* **EXERCISE OBJECTIVE**:
Write out the whole listing word for word.

* **Stored dataset items**:
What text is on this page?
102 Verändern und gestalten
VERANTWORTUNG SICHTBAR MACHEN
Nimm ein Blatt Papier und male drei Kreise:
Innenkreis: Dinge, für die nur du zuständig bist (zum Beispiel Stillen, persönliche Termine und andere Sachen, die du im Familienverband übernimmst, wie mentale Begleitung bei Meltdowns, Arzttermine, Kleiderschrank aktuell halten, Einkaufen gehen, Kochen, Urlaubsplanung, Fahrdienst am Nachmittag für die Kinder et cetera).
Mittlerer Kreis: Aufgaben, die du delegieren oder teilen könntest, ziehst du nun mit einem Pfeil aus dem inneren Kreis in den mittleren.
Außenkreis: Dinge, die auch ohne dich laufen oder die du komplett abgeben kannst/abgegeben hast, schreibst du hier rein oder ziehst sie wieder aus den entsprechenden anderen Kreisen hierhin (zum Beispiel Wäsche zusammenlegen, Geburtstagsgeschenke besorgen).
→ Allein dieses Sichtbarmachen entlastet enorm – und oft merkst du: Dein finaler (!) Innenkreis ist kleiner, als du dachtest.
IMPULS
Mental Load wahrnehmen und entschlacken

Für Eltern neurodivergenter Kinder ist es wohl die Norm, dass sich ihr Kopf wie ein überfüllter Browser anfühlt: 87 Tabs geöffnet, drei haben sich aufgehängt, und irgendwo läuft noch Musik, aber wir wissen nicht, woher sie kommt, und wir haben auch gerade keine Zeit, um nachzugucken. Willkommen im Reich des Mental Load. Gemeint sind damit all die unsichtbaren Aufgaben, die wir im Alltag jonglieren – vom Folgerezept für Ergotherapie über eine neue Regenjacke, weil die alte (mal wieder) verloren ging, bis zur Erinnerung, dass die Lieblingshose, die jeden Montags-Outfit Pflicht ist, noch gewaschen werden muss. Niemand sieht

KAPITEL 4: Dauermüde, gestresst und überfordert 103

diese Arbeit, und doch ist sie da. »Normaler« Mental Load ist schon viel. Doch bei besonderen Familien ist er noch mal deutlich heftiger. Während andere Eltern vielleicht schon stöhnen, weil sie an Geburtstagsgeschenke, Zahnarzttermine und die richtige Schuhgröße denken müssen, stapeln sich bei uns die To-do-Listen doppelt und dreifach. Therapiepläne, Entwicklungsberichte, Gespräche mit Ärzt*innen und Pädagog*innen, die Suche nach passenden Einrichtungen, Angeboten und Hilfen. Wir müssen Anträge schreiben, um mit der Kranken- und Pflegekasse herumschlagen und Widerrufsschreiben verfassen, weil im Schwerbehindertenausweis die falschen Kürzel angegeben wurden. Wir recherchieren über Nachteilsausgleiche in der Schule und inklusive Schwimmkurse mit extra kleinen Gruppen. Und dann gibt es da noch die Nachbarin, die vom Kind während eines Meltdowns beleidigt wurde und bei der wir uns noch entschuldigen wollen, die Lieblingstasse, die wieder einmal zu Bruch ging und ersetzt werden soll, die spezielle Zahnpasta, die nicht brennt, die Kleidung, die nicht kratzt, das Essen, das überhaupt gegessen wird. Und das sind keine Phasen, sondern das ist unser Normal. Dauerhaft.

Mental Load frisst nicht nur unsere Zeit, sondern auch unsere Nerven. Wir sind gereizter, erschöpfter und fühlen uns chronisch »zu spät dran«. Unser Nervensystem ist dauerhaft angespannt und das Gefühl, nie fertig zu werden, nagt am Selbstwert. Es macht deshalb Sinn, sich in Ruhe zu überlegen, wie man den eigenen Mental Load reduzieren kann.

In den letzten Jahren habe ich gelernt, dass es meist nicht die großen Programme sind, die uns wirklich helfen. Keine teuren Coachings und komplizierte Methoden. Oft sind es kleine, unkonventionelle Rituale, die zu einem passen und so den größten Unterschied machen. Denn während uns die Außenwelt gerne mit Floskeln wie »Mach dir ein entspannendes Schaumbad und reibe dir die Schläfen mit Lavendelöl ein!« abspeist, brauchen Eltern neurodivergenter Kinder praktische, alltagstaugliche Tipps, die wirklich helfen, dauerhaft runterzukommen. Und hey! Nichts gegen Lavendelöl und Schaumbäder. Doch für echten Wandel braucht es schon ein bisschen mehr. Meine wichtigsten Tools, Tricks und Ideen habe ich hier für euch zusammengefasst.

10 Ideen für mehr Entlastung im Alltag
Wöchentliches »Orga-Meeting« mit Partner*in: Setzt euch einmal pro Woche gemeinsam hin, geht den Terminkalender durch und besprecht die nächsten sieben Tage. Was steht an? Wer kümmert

* **ANSWER**:
What text is on this page?
102 Verändern und gestalten
VERANTWORTUNG SICHTBAR MACHEN
Nimm ein Blatt Papier und male drei Kreise:
Innenkreis: Dinge, für die nur du zuständig bist (zum Beispiel Stillen, persönliche Termine und andere Sachen, die du im Familienverband übernimmst, wie mentale Begleitung bei Meltdowns, Arzttermine, Kleiderschrank aktuell halten, Einkaufen gehen, Kochen, Urlaubsplanung, Fahrdienst am Nachmittag für die Kinder et cetera).
Mittlerer Kreis: Aufgaben, die du delegieren oder teilen könntest, ziehst du nun mit einem Pfeil aus dem inneren Kreis in den mittleren.
Außenkreis: Dinge, die auch ohne dich laufen oder die du komplett abgeben kannst/abgegeben hast, schreibst du hier rein oder ziehst sie wieder aus den entsprechenden anderen Kreisen hierhin (zum Beispiel Wäsche zusammenlegen, Geburtstagsgeschenke besorgen).
→ Allein dieses Sichtbarmachen entlastet enorm – und oft merkst du: Dein finaler (!) Innenkreis ist kleiner, als du dachtest.
IMPULS
Mental Load wahrnehmen und entschlacken

Für Eltern neurodivergenter Kinder ist es wohl die Norm, dass sich ihr Kopf wie ein überfüllter Browser anfühlt: 87 Tabs geöffnet, drei haben sich aufgehängt, und irgendwo läuft noch Musik, aber wir wissen nicht, woher sie kommt, und wir haben auch gerade keine Zeit, um nachzugucken. Willkommen im Reich des Mental Load. Gemeint sind damit all die unsichtbaren Aufgaben, die wir im Alltag jonglieren – vom Folgerezept für Ergotherapie über eine neue Regenjacke, weil die alte (mal wieder) verloren ging, bis zur Erinnerung, dass die Lieblingshose, die jeden Montags-Outfit Pflicht ist, noch gewaschen werden muss. Niemand sieht

KAPITEL 4: Dauermüde, gestresst und überfordert 103

diese Arbeit, und doch ist sie da. »Normaler« Mental Load ist schon viel. Doch bei besonderen Familien ist er noch mal deutlich heftiger. Während andere Eltern vielleicht schon stöhnen, weil sie an Geburtstagsgeschenke, Zahnarzttermine und die richtige Schuhgröße denken müssen, stapeln sich bei uns die To-do-Listen doppelt und dreifach. Therapiepläne, Entwicklungsberichte, Gespräche mit Ärzt*innen und Pädagog*innen, die Suche nach passenden Einrichtungen, Angeboten und Hilfen. Wir müssen Anträge schreiben, um mit der Kranken- und Pflegekasse herumschlagen und Widerrufsschreiben verfassen, weil im Schwerbehindertenausweis die falschen Kürzel angegeben wurden. Wir recherchieren über Nachteilsausgleiche in der Schule und inklusive Schwimmkurse mit extra kleinen Gruppen. Und dann gibt es da noch die Nachbarin, die vom Kind während eines Meltdowns beleidigt wurde und bei der wir uns noch entschuldigen wollen, die Lieblingstasse, die wieder einmal zu Bruch ging und ersetzt werden soll, die spezielle Zahnpasta, die nicht brennt, die Kleidung, die nicht kratzt, das Essen, das überhaupt gegessen wird. Und das sind keine Phasen, sondern das ist unser Normal. Dauerhaft.

Mental Load frisst nicht nur unsere Zeit, sondern auch unsere Nerven. Wir sind gereizter, erschöpfter und fühlen uns chronisch »zu spät dran«. Unser Nervensystem ist dauerhaft angespannt und das Gefühl, nie fertig zu werden, nagt am Selbstwert. Es macht deshalb Sinn, sich in Ruhe zu überlegen, wie man den eigenen Mental Load reduzieren kann.

In den letzten Jahren habe ich gelernt, dass es meist nicht die großen Programme sind, die uns wirklich helfen. Keine teuren Coachings und komplizierte Methoden. Oft sind es kleine, unkonventionelle Rituale, die zu einem passen und so den größten Unterschied machen. Denn während uns die Außenwelt gerne mit Floskeln wie »Mach dir ein entspannendes Schaumbad und reibe dir die Schläfen mit Lavendelöl ein!« abspeist, brauchen Eltern neurodivergenter Kinder praktische, alltagstaugliche Tipps, die wirklich helfen, dauerhaft runterzukommen. Und hey! Nichts gegen Lavendelöl und Schaumbäder. Doch für echten Wandel braucht es schon ein bisschen mehr. Meine wichtigsten Tools, Tricks und Ideen habe ich hier für euch zusammengefasst.

10 Ideen für mehr Entlastung im Alltag
Wöchentliches »Orga-Meeting« mit Partner*in: Setzt euch einmal pro Woche gemeinsam hin, geht den Terminkalender durch und besprecht die nächsten sieben Tage. Was steht an? Wer kümmert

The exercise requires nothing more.